[Items from a figure collection]
______

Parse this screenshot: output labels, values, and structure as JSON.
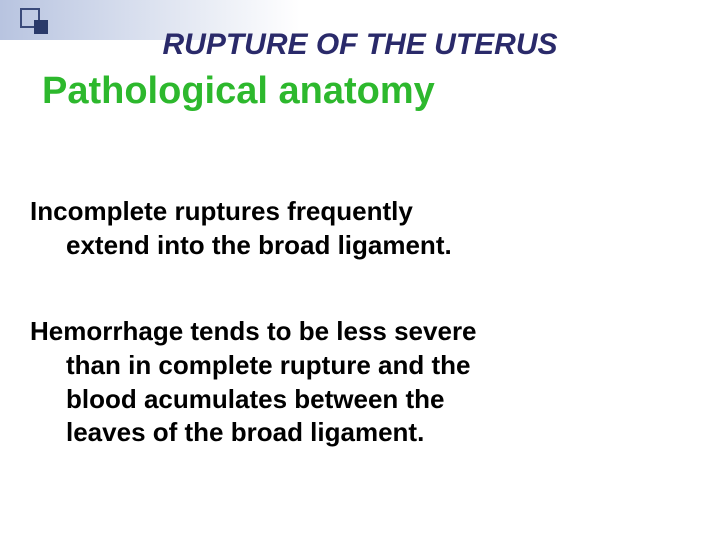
{
  "decoration": {
    "gradient_color": "#b8c4e0",
    "square_outline_color": "#3a4a7a",
    "square_solid_color": "#2a3a6a"
  },
  "title1": {
    "text": "RUPTURE OF THE UTERUS",
    "color": "#2a2a6a",
    "fontsize": 30,
    "italic": true,
    "bold": true
  },
  "title2": {
    "text": "Pathological anatomy",
    "color": "#2db82d",
    "fontsize": 38,
    "bold": true
  },
  "paragraph1": {
    "line1": "Incomplete ruptures frequently",
    "line2": "extend into the broad ligament.",
    "color": "#000000",
    "fontsize": 26,
    "bold": true
  },
  "paragraph2": {
    "line1": "Hemorrhage tends to be less severe",
    "line2": "than in complete rupture and the",
    "line3": "blood acumulates between the",
    "line4": "leaves of the broad ligament.",
    "color": "#000000",
    "fontsize": 26,
    "bold": true
  },
  "background_color": "#ffffff"
}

______

Objective =>
Images must not appear in the copy; reproduce everything else in the records verbatim.

Written answer =>
Parse this screenshot: output labels, values, and structure as JSON.
{
  "decoration": {
    "gradient_color": "#b8c4e0",
    "square_outline_color": "#3a4a7a",
    "square_solid_color": "#2a3a6a"
  },
  "title1": {
    "text": "RUPTURE OF THE UTERUS",
    "color": "#2a2a6a",
    "fontsize": 30,
    "italic": true,
    "bold": true
  },
  "title2": {
    "text": "Pathological anatomy",
    "color": "#2db82d",
    "fontsize": 38,
    "bold": true
  },
  "paragraph1": {
    "line1": "Incomplete ruptures frequently",
    "line2": "extend into the broad ligament.",
    "color": "#000000",
    "fontsize": 26,
    "bold": true
  },
  "paragraph2": {
    "line1": "Hemorrhage tends to be less severe",
    "line2": "than in complete rupture and the",
    "line3": "blood acumulates between the",
    "line4": "leaves of the broad ligament.",
    "color": "#000000",
    "fontsize": 26,
    "bold": true
  },
  "background_color": "#ffffff"
}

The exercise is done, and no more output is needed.